:: MATERIALS PROVIDED ::
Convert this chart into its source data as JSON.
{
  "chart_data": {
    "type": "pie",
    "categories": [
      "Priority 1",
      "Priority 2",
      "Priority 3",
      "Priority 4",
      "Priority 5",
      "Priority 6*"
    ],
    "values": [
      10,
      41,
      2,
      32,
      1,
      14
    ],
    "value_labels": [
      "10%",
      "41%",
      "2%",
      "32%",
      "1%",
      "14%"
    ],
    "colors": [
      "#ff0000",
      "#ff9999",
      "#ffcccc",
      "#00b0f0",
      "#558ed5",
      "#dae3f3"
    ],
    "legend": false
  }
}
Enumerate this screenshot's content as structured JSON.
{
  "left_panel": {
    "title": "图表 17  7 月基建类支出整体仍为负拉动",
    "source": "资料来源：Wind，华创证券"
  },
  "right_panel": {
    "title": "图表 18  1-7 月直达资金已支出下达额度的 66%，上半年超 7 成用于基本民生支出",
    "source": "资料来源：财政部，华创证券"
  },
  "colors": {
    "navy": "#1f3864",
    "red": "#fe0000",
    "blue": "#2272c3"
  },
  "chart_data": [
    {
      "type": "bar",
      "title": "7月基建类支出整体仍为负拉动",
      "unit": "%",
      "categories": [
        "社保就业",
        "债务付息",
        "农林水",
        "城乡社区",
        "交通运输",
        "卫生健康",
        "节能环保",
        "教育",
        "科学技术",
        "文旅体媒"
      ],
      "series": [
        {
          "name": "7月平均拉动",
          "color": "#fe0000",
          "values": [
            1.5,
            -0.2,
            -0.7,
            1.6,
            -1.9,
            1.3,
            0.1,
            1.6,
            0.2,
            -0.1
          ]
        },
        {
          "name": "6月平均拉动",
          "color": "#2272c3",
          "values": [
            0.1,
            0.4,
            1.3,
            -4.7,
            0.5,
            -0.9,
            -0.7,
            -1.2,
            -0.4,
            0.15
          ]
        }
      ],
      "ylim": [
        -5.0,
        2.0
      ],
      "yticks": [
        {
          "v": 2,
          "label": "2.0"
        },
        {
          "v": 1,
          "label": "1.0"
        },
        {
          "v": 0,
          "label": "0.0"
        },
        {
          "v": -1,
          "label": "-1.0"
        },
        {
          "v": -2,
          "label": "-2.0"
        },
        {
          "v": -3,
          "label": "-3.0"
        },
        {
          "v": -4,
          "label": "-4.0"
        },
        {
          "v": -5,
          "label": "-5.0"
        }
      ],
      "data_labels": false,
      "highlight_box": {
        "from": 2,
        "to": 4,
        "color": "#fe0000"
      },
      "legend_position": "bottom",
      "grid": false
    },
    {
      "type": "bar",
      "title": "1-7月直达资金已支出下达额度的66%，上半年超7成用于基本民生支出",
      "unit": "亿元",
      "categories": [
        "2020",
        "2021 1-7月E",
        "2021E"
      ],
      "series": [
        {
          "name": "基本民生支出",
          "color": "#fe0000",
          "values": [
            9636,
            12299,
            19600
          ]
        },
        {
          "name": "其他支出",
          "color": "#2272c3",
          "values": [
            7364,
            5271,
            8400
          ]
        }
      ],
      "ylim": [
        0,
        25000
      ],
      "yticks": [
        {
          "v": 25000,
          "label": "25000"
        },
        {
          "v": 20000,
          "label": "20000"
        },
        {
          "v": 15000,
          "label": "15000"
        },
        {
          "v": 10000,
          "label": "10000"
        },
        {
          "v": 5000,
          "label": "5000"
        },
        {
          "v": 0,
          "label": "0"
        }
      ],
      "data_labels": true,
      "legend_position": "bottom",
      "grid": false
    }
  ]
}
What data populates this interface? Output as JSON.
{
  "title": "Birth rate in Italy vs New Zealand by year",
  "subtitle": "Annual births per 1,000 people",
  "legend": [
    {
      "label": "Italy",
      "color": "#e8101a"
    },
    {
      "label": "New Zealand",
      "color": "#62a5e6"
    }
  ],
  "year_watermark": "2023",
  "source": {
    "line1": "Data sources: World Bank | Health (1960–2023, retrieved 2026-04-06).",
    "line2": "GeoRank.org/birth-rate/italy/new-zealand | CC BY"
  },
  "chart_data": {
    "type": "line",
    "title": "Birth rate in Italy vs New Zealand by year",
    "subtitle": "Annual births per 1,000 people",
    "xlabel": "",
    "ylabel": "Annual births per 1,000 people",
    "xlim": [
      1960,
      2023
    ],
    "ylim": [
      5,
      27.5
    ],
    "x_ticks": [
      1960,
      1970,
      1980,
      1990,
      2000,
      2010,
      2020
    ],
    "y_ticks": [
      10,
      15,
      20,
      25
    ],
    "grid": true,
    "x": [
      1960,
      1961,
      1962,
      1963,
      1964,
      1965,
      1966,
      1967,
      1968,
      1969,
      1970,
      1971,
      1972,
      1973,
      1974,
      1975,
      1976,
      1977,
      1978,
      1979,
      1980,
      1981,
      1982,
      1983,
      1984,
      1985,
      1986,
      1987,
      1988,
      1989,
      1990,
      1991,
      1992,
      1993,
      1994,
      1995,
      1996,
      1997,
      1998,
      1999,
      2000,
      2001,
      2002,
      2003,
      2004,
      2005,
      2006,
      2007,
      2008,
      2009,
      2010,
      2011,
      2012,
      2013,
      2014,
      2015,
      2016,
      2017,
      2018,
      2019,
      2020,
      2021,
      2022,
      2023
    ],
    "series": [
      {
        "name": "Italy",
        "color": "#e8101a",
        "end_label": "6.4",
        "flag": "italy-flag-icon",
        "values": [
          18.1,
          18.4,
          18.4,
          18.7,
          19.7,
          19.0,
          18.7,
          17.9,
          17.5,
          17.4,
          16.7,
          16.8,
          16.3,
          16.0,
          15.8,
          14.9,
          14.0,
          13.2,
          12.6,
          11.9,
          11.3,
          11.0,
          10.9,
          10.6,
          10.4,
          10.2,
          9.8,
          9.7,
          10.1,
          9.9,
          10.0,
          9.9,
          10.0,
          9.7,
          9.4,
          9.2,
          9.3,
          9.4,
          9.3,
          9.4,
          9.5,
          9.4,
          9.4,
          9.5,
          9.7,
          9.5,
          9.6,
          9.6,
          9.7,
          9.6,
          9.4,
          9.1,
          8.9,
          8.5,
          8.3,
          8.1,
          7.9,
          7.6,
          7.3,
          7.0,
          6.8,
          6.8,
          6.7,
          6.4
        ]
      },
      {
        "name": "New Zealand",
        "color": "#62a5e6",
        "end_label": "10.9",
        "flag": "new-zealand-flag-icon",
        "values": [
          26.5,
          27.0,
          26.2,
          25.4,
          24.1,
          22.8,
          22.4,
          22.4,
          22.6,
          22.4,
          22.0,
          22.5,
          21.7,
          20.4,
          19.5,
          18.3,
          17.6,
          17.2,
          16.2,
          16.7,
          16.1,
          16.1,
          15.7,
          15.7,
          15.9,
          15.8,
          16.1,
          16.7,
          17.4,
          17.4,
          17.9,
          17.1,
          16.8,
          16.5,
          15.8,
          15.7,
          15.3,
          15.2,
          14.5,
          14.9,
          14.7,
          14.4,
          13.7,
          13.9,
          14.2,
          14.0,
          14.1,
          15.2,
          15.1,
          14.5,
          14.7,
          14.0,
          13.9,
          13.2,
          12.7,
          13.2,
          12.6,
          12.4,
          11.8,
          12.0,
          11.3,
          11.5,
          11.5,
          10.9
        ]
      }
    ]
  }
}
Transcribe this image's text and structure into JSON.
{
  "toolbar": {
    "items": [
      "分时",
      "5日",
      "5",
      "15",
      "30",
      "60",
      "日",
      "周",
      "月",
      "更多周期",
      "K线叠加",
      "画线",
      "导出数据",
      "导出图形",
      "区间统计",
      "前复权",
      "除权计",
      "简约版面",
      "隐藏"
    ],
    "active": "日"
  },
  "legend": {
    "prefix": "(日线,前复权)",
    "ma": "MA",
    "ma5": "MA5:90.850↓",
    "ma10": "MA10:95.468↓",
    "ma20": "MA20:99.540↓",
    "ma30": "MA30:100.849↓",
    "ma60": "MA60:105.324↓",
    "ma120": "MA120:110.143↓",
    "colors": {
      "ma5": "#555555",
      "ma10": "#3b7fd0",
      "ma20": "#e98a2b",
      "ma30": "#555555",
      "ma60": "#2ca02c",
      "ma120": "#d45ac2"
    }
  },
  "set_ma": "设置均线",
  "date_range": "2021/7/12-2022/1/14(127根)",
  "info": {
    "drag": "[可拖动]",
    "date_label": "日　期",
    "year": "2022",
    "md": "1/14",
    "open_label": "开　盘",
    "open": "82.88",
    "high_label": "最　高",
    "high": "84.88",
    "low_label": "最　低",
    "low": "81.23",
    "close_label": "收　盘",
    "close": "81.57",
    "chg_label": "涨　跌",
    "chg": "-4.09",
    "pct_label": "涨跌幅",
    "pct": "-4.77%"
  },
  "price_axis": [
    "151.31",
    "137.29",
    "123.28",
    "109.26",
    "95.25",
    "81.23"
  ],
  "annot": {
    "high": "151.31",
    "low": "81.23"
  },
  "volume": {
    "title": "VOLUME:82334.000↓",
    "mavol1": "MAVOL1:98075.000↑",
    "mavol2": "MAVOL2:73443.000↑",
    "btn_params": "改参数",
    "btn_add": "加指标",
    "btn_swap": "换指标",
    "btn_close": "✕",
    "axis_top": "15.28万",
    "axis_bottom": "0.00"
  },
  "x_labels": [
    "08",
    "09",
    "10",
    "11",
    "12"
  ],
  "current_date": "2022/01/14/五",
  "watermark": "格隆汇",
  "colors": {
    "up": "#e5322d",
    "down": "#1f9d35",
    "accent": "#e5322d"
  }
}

:: TASK GOAL ::
Identify and copy all lines with the word "Priority".

:: EXERCISE RESULT ::
      "Priority 1",
      "Priority 2",
      "Priority 3",
      "Priority 4",
      "Priority 5",
      "Priority 6*"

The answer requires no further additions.